| MATERIAL PROVIDED |
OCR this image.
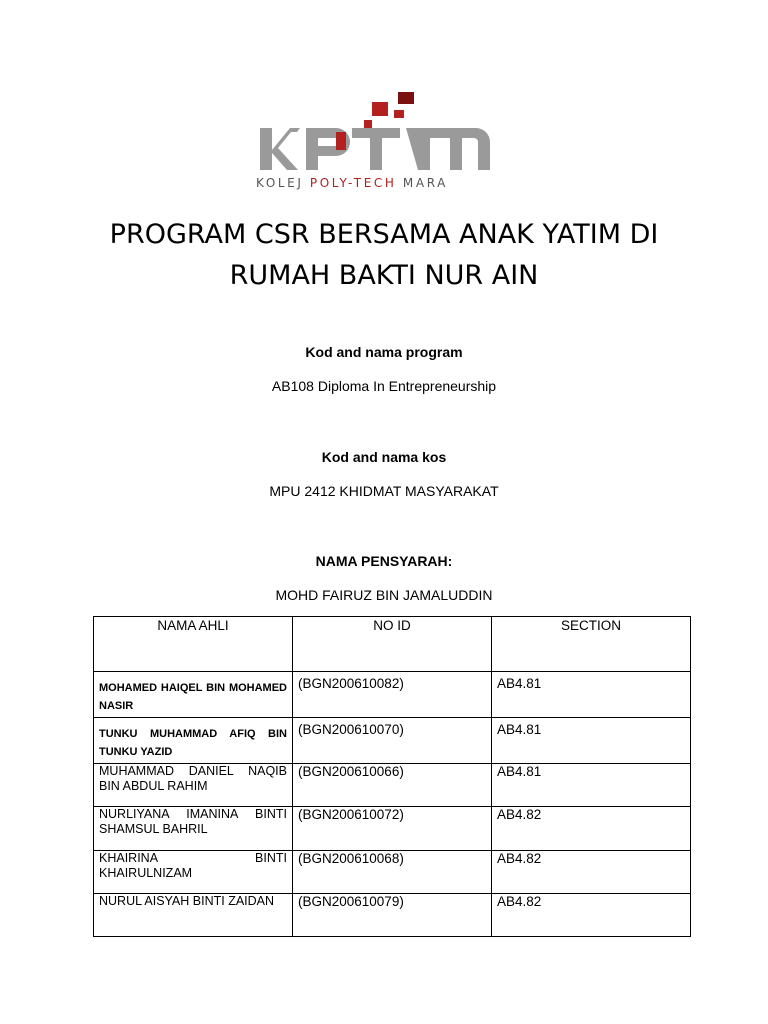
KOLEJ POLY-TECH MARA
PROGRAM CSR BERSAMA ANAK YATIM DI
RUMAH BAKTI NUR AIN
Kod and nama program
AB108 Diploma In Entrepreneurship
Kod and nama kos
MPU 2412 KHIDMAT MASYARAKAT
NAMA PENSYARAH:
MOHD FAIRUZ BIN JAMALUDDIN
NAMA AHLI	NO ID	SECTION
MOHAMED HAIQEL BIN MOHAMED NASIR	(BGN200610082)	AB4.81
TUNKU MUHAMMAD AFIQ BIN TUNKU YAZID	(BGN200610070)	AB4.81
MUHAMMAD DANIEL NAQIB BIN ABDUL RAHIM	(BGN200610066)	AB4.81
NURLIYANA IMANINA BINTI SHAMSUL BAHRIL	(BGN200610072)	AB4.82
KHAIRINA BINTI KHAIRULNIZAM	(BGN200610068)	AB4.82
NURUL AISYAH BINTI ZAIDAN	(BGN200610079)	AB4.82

| PROBLEM STATEMENT |
Repeat the data exactly, dropping every picture it holds.

| PROBLEM SOLUTION |
OCR this image.
KOLEJ POLY-TECH MARA
PROGRAM CSR BERSAMA ANAK YATIM DI
RUMAH BAKTI NUR AIN
Kod and nama program
AB108 Diploma In Entrepreneurship
Kod and nama kos
MPU 2412 KHIDMAT MASYARAKAT
NAMA PENSYARAH:
MOHD FAIRUZ BIN JAMALUDDIN
NAMA AHLI	NO ID	SECTION
MOHAMED HAIQEL BIN MOHAMED NASIR	(BGN200610082)	AB4.81
TUNKU MUHAMMAD AFIQ BIN TUNKU YAZID	(BGN200610070)	AB4.81
MUHAMMAD DANIEL NAQIB BIN ABDUL RAHIM	(BGN200610066)	AB4.81
NURLIYANA IMANINA BINTI SHAMSUL BAHRIL	(BGN200610072)	AB4.82
KHAIRINA BINTI KHAIRULNIZAM	(BGN200610068)	AB4.82
NURUL AISYAH BINTI ZAIDAN	(BGN200610079)	AB4.82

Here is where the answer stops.